Adventistas argumentam que Jesus não está falando de todos os alimentos existentes no mundo, mas sim dos alimentos que os judeus comiam sem lavar as mãos. Moralmente falando, não lavar as mãos não faria o alimento ingerido tornar a pessoa impura. A impureza moral ocorria em relação ao que saía pela boca (palavras más), pois a boca fala do que o coração está cheio. Jesus não está falando sobre as leis dietéticas. Ao contrário, Jesus estava falando contra as tradições e a favor da lei de Deus.

Concordo que Jesus não esteja, de fato, abolindo as leis dietéticas do Antigo Testamento. Contudo, como diz o Expositor's Bible Commentary[5], uma vez que Cristo diz que os alimentos não têm, em si mesmos, a capacidade de purificar ou poluir espiritualmente o homem, isso significa que certos aspectos da Lei são convencionais, não enraizados nas distinções eternas entre o certo e o errado, mas artificiais. Jesus está em um momento de transição entre o Antigo e o Novo Testamento, Ele está preparando a nova aliança. Portanto, devemos enxergar essa fala Dele no contexto imediato de conflito entre as tradições inventadas por homens e a Palavra de Deus, mas também devemos enxergá-la no contexto mais amplo da preocupação do Evangelho de Marcos em mostrar que o Reino de Deus está acima e além da Lei de Moisés.

A próxima passagem de Marcos também é englobada por esse contexto. Levantando-se dali, Jesus partiu para terras de gentios, de pessoas que, pela Lei de Moisés, estavam excluídas da comunhão com Deus. Então uma mulher, cuja filhinha estava possessa de espírito imundo, tendo ouvido a respeito dele, veio e prostrou-se-lhe aos pés, rogando-lhe que expelisse de sua filha o demônio. Mas Jesus lhe disse: "Deixa primeiro que se fartem os filhos, porque não é bom tomar o pão dos filhos e lançá-lo aos cachorrinhos."(v.27). Ela, porém, lhe respondeu: "Sim, Senhor; mas os cachorrinhos, debaixo da mesa, comem das migalhas das crianças" (v.28). Então, lhe disse: "Por causa desta palavra, podes ir; o demônio já saiu de tua filha" (v.29). Voltando ela para casa, achou a menina sobre a cama, pois o demônio a deixara.

• Questão breve:
Responda, com base no texto acima sobre Marcos:
1. Segundo os adventistas, de quais alimentos Jesus está falando?
2. Que comentário bíblico o texto cita?
3. Onde a mulher encontrou a menina ao voltar para casa?

• Material:

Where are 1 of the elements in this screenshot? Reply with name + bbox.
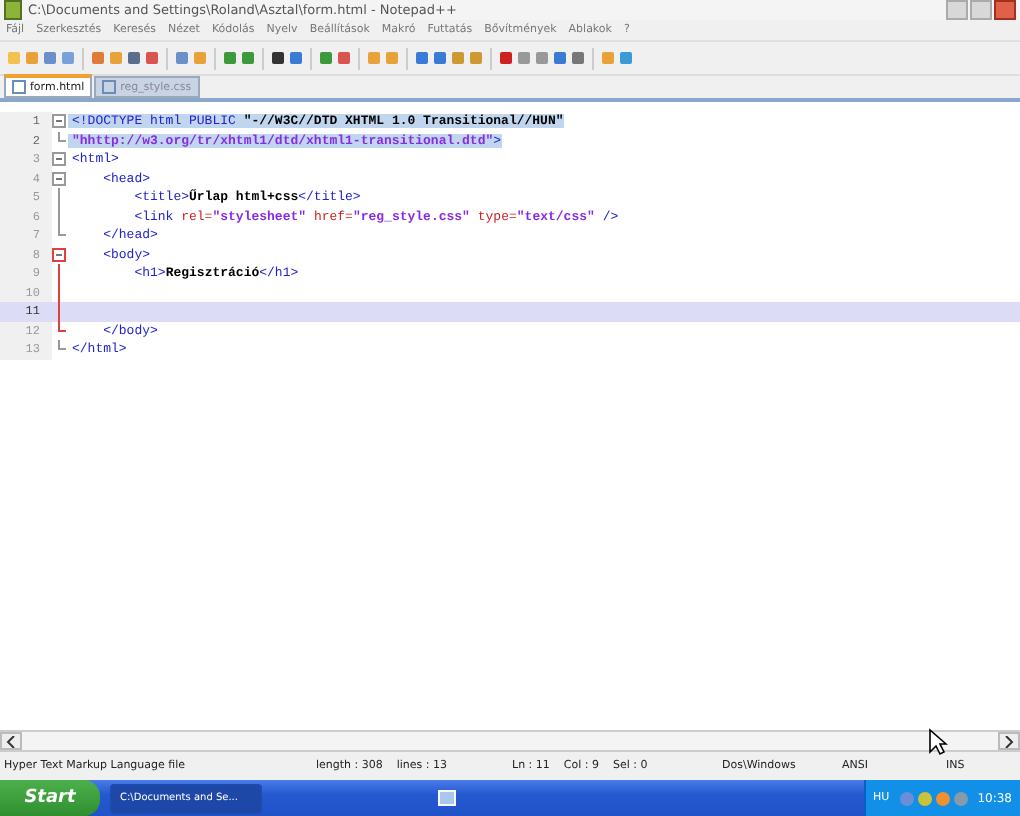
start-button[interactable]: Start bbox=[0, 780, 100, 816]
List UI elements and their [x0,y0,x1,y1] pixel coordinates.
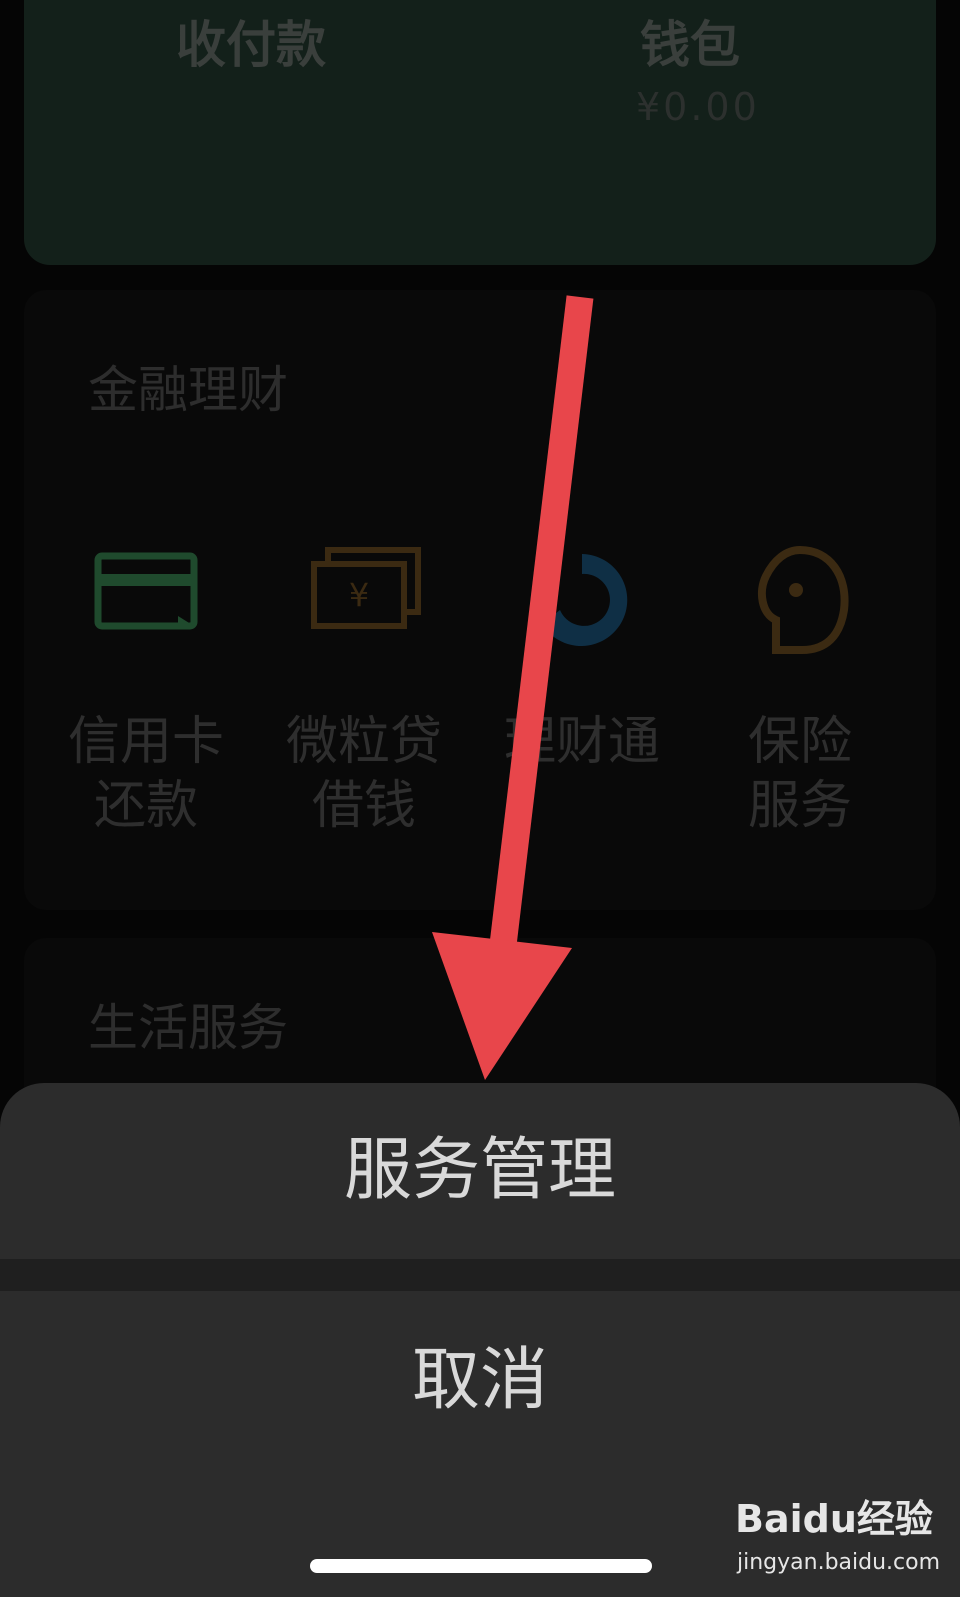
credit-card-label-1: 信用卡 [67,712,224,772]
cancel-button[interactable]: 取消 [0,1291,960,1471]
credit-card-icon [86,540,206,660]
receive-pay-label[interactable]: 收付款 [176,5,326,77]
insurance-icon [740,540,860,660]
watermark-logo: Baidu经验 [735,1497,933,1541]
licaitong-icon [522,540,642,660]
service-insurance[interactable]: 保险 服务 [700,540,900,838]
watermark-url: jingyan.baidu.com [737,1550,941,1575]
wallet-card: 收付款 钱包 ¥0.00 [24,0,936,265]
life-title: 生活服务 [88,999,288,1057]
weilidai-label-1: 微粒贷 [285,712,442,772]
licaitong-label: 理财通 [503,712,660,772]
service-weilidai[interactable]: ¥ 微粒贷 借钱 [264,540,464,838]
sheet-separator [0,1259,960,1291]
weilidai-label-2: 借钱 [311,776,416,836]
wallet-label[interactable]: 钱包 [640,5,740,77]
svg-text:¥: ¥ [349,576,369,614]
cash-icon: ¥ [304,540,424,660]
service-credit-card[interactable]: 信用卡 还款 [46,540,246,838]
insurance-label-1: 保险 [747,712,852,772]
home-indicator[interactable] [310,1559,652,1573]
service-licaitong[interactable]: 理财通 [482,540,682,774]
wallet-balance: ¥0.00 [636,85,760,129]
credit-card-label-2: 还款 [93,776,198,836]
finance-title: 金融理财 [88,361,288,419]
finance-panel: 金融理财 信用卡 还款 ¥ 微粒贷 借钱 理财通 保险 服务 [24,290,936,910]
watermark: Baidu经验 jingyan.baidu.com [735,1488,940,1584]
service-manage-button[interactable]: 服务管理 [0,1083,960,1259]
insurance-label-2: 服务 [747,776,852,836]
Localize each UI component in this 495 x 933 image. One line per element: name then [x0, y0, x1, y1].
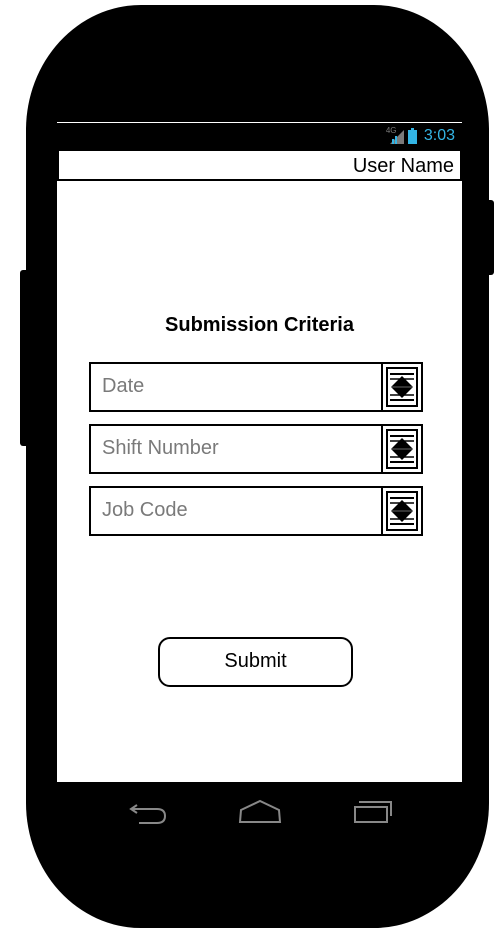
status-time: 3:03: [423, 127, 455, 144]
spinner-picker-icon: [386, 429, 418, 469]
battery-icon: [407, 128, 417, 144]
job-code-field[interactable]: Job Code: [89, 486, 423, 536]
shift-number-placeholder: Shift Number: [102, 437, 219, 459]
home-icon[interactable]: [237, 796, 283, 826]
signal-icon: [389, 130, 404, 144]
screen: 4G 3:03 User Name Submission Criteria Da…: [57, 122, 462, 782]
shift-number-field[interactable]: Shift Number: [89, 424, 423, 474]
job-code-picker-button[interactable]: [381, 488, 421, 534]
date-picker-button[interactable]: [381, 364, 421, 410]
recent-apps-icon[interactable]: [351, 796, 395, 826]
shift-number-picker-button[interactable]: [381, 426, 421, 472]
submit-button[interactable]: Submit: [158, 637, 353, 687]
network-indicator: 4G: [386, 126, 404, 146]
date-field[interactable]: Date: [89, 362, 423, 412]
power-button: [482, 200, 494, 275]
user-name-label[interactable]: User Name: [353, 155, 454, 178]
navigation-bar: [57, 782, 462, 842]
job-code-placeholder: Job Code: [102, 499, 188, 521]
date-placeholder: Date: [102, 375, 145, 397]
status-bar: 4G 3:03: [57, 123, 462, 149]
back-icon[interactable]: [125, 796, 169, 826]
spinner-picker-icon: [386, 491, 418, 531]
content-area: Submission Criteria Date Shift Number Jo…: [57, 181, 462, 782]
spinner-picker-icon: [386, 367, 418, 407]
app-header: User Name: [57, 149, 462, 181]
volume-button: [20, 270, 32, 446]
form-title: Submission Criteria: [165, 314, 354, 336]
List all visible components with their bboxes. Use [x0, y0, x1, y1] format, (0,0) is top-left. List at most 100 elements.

• Resposta completa:
1. Dos alimentos que os judeus comiam sem lavar as mãos.
2. O Expositor's Bible Commentary.
3. Sobre a cama.